(begin)

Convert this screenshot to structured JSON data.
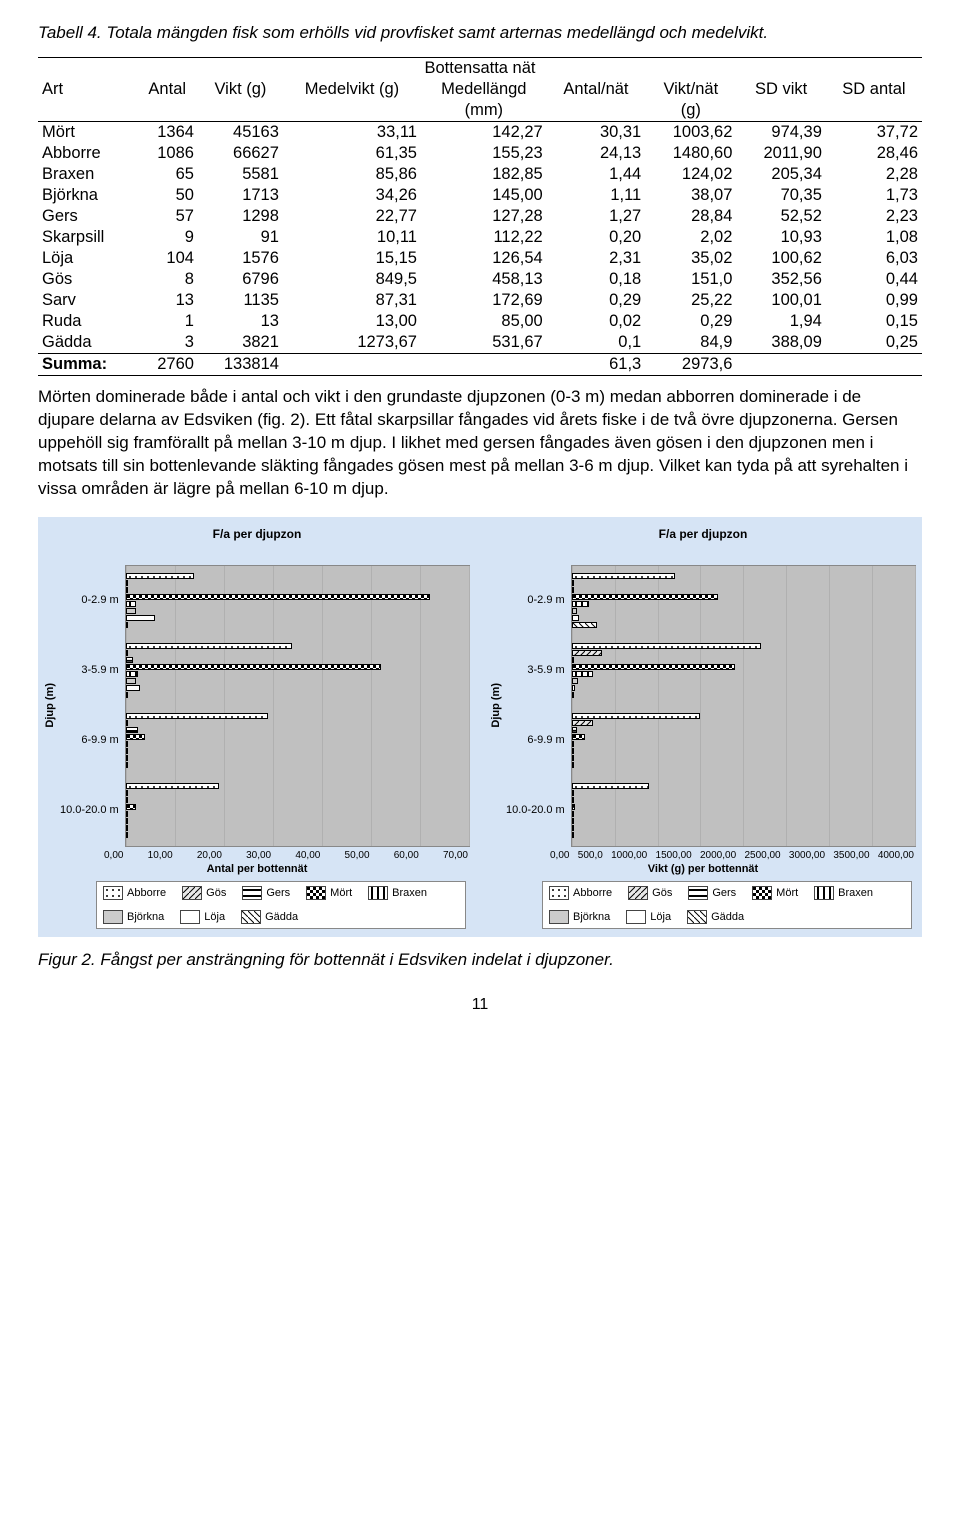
{
  "caption_table": "Tabell 4. Totala mängden fisk som erhölls vid provfisket samt arternas medellängd och medelvikt.",
  "table": {
    "section": "Bottensatta nät",
    "headers1": [
      "Art",
      "Antal",
      "Vikt (g)",
      "Medelvikt (g)",
      "Medellängd",
      "Antal/nät",
      "Vikt/nät",
      "SD vikt",
      "SD antal"
    ],
    "headers2": [
      "",
      "",
      "",
      "",
      "(mm)",
      "",
      "(g)",
      "",
      ""
    ],
    "rows": [
      [
        "Mört",
        "1364",
        "45163",
        "33,11",
        "142,27",
        "30,31",
        "1003,62",
        "974,39",
        "37,72"
      ],
      [
        "Abborre",
        "1086",
        "66627",
        "61,35",
        "155,23",
        "24,13",
        "1480,60",
        "2011,90",
        "28,46"
      ],
      [
        "Braxen",
        "65",
        "5581",
        "85,86",
        "182,85",
        "1,44",
        "124,02",
        "205,34",
        "2,28"
      ],
      [
        "Björkna",
        "50",
        "1713",
        "34,26",
        "145,00",
        "1,11",
        "38,07",
        "70,35",
        "1,73"
      ],
      [
        "Gers",
        "57",
        "1298",
        "22,77",
        "127,28",
        "1,27",
        "28,84",
        "52,52",
        "2,23"
      ],
      [
        "Skarpsill",
        "9",
        "91",
        "10,11",
        "112,22",
        "0,20",
        "2,02",
        "10,93",
        "1,08"
      ],
      [
        "Löja",
        "104",
        "1576",
        "15,15",
        "126,54",
        "2,31",
        "35,02",
        "100,62",
        "6,03"
      ],
      [
        "Gös",
        "8",
        "6796",
        "849,5",
        "458,13",
        "0,18",
        "151,0",
        "352,56",
        "0,44"
      ],
      [
        "Sarv",
        "13",
        "1135",
        "87,31",
        "172,69",
        "0,29",
        "25,22",
        "100,01",
        "0,99"
      ],
      [
        "Ruda",
        "1",
        "13",
        "13,00",
        "85,00",
        "0,02",
        "0,29",
        "1,94",
        "0,15"
      ],
      [
        "Gädda",
        "3",
        "3821",
        "1273,67",
        "531,67",
        "0,1",
        "84,9",
        "388,09",
        "0,25"
      ]
    ],
    "sum": [
      "Summa:",
      "2760",
      "133814",
      "",
      "",
      "61,3",
      "2973,6",
      "",
      ""
    ]
  },
  "paragraph": "Mörten dominerade både i antal och vikt i den grundaste djupzonen (0-3 m) medan abborren dominerade i de djupare delarna av Edsviken (fig. 2). Ett fåtal skarpsillar fångades vid årets fiske i de två övre djupzonerna. Gersen uppehöll sig framförallt på mellan 3-10 m djup. I likhet med gersen fångades även gösen i den djupzonen men i motsats till sin bottenlevande släkting fångades gösen mest på mellan 3-6 m djup. Vilket kan tyda på att syrehalten i vissa områden är lägre på mellan 6-10 m djup.",
  "species": [
    "Abborre",
    "Gös",
    "Gers",
    "Mört",
    "Braxen",
    "Björkna",
    "Löja",
    "Gädda"
  ],
  "patterns": {
    "Abborre": {
      "bg": "#ffffff",
      "borderStyle": "solid",
      "extra": "pattern-dots"
    },
    "Gös": {
      "bg": "#e8e8e8",
      "borderStyle": "solid",
      "extra": "pattern-diag"
    },
    "Gers": {
      "bg": "#ffffff",
      "borderStyle": "solid",
      "extra": "pattern-hstripes"
    },
    "Mört": {
      "bg": "#555555",
      "borderStyle": "solid",
      "extra": "pattern-checker"
    },
    "Braxen": {
      "bg": "#ffffff",
      "borderStyle": "solid",
      "extra": "pattern-vstripes"
    },
    "Björkna": {
      "bg": "#cccccc",
      "borderStyle": "solid",
      "extra": ""
    },
    "Löja": {
      "bg": "#ffffff",
      "borderStyle": "solid",
      "extra": ""
    },
    "Gädda": {
      "bg": "#ffffff",
      "borderStyle": "solid",
      "extra": "pattern-diag2"
    }
  },
  "chart_left": {
    "title": "F/a per djupzon",
    "y_title": "Djup (m)",
    "x_label": "Antal per bottennät",
    "x_max": 70,
    "x_ticks": [
      "0,00",
      "10,00",
      "20,00",
      "30,00",
      "40,00",
      "50,00",
      "60,00",
      "70,00"
    ],
    "zones": [
      "0-2.9 m",
      "3-5.9 m",
      "6-9.9 m",
      "10.0-20.0 m"
    ],
    "data": {
      "0-2.9 m": {
        "Abborre": 14,
        "Gös": 0,
        "Gers": 0.5,
        "Mört": 62,
        "Braxen": 2,
        "Björkna": 2,
        "Löja": 6,
        "Gädda": 0.5
      },
      "3-5.9 m": {
        "Abborre": 34,
        "Gös": 0.4,
        "Gers": 1.5,
        "Mört": 52,
        "Braxen": 2.5,
        "Björkna": 2,
        "Löja": 3,
        "Gädda": 0.2
      },
      "6-9.9 m": {
        "Abborre": 29,
        "Gös": 0.2,
        "Gers": 2.5,
        "Mört": 4,
        "Braxen": 0.5,
        "Björkna": 0.3,
        "Löja": 0.5,
        "Gädda": 0
      },
      "10.0-20.0 m": {
        "Abborre": 19,
        "Gös": 0,
        "Gers": 0.5,
        "Mört": 2,
        "Braxen": 0.3,
        "Björkna": 0,
        "Löja": 0,
        "Gädda": 0
      }
    }
  },
  "chart_right": {
    "title": "F/a per djupzon",
    "y_title": "Djup (m)",
    "x_label": "Vikt (g) per bottennät",
    "x_max": 4000,
    "x_ticks": [
      "0,00",
      "500,0",
      "1000,00",
      "1500,00",
      "2000,00",
      "2500,00",
      "3000,00",
      "3500,00",
      "4000,00"
    ],
    "zones": [
      "0-2.9 m",
      "3-5.9 m",
      "6-9.9 m",
      "10.0-20.0 m"
    ],
    "data": {
      "0-2.9 m": {
        "Abborre": 1200,
        "Gös": 0,
        "Gers": 10,
        "Mört": 1700,
        "Braxen": 200,
        "Björkna": 60,
        "Löja": 80,
        "Gädda": 300
      },
      "3-5.9 m": {
        "Abborre": 2200,
        "Gös": 350,
        "Gers": 30,
        "Mört": 1900,
        "Braxen": 250,
        "Björkna": 70,
        "Löja": 40,
        "Gädda": 20
      },
      "6-9.9 m": {
        "Abborre": 1500,
        "Gös": 250,
        "Gers": 60,
        "Mört": 150,
        "Braxen": 30,
        "Björkna": 10,
        "Löja": 8,
        "Gädda": 0
      },
      "10.0-20.0 m": {
        "Abborre": 900,
        "Gös": 0,
        "Gers": 10,
        "Mört": 40,
        "Braxen": 15,
        "Björkna": 0,
        "Löja": 0,
        "Gädda": 0
      }
    }
  },
  "caption_figure": "Figur 2. Fångst per ansträngning för bottennät i Edsviken indelat i djupzoner.",
  "page_number": "11"
}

(end)

WHAT IS BEING ASKED: Which lines of the data include "Gädda"? Copy each of them.

ANSWER BELOW:
        "Gädda",
    "Gädda"
    "Gädda": {
        "Gädda": 0.5
        "Gädda": 0.2
        "Gädda": 0
        "Gädda": 0
        "Gädda": 300
        "Gädda": 20
        "Gädda": 0
        "Gädda": 0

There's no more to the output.